[START Data provided]

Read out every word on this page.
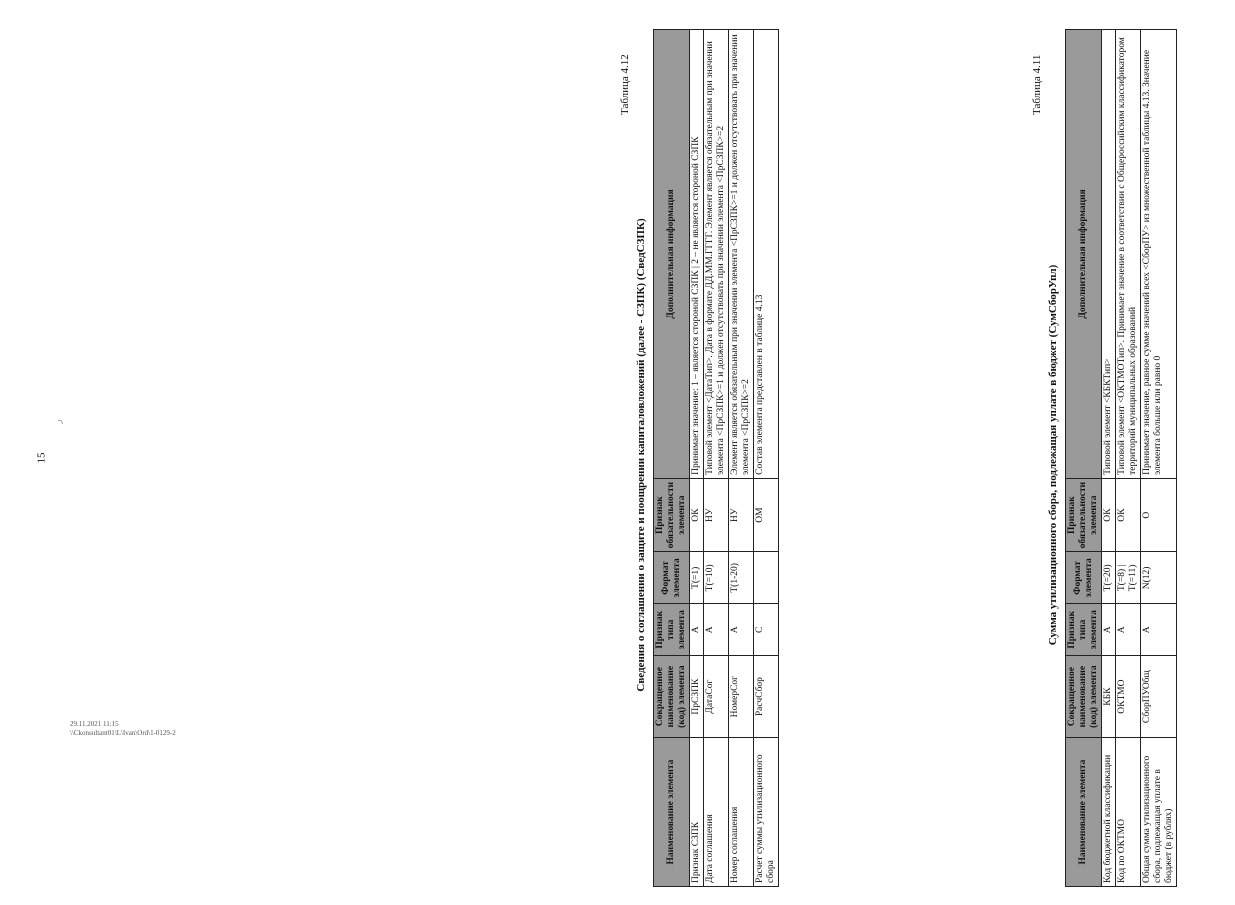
15
ر
29.11.2021 11:15
\\Ckonsultant01\L\Ivan\Ord\1-0129-2
Таблица 4.11
Сумма утилизационного сбора, подлежащая уплате в бюджет (СумСборУпл)
Наименование элемента	Сокращенное наименование (код) элемента	Признак типа элемента	Формат элемента	Признак обязательности элемента	Дополнительная информация
Код бюджетной классификации	КБК	А	T(=20)	ОК	Типовой элемент <КБКТип>
Код по ОКТМО	ОКТМО	А	T(=8) | T(=11)	ОК	Типовой элемент <ОКТМОТип>. Принимает значение в соответствии с Общероссийским классификатором территорий муниципальных образований
Общая сумма утилизационного сбора, подлежащая уплате в бюджет (в рублях)	СборПУОбщ	А	N(12)	О	Принимает значение, равное сумме значений всех <СборПУ> из множественной таблицы 4.13. Значение элемента больше или равно 0
Таблица 4.12
Сведения о соглашении о защите и поощрении капиталовложений (далее - СЗПК) (СведСЗПК)
Наименование элемента	Сокращенное наименование (код) элемента	Признак типа элемента	Формат элемента	Признак обязательности элемента	Дополнительная информация
Признак СЗПК	ПрСЗПК	А	T(=1)	ОК	Принимает значение: 1 – является стороной СЗПК | 2 – не является стороной СЗПК
Дата соглашения	ДатаСог	А	T(=10)	НУ	Типовой элемент <ДатаТип>. Дата в формате ДД.ММ.ГГГГ. Элемент является обязательным при значении элемента <ПрСЗПК>=1 и должен отсутствовать при значении элемента <ПрСЗПК>=2
Номер соглашения	НомерСог	А	T(1-20)	НУ	Элемент является обязательным при значении элемента <ПрСЗПК>=1 и должен отсутствовать при значении элемента <ПрСЗПК>=2
Расчет суммы утилизационного сбора	РасчСбор	С		ОМ	Состав элемента представлен в таблице 4.13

[END Data provided]

Request —
Transcribe the material as is, with images omitted.

Exercise output —
Read out every word on this page.
15
ر
29.11.2021 11:15
\\Ckonsultant01\L\Ivan\Ord\1-0129-2
Таблица 4.11
Сумма утилизационного сбора, подлежащая уплате в бюджет (СумСборУпл)
Наименование элемента	Сокращенное наименование (код) элемента	Признак типа элемента	Формат элемента	Признак обязательности элемента	Дополнительная информация
Код бюджетной классификации	КБК	А	T(=20)	ОК	Типовой элемент <КБКТип>
Код по ОКТМО	ОКТМО	А	T(=8) | T(=11)	ОК	Типовой элемент <ОКТМОТип>. Принимает значение в соответствии с Общероссийским классификатором территорий муниципальных образований
Общая сумма утилизационного сбора, подлежащая уплате в бюджет (в рублях)	СборПУОбщ	А	N(12)	О	Принимает значение, равное сумме значений всех <СборПУ> из множественной таблицы 4.13. Значение элемента больше или равно 0
Таблица 4.12
Сведения о соглашении о защите и поощрении капиталовложений (далее - СЗПК) (СведСЗПК)
Наименование элемента	Сокращенное наименование (код) элемента	Признак типа элемента	Формат элемента	Признак обязательности элемента	Дополнительная информация
Признак СЗПК	ПрСЗПК	А	T(=1)	ОК	Принимает значение: 1 – является стороной СЗПК | 2 – не является стороной СЗПК
Дата соглашения	ДатаСог	А	T(=10)	НУ	Типовой элемент <ДатаТип>. Дата в формате ДД.ММ.ГГГГ. Элемент является обязательным при значении элемента <ПрСЗПК>=1 и должен отсутствовать при значении элемента <ПрСЗПК>=2
Номер соглашения	НомерСог	А	T(1-20)	НУ	Элемент является обязательным при значении элемента <ПрСЗПК>=1 и должен отсутствовать при значении элемента <ПрСЗПК>=2
Расчет суммы утилизационного сбора	РасчСбор	С		ОМ	Состав элемента представлен в таблице 4.13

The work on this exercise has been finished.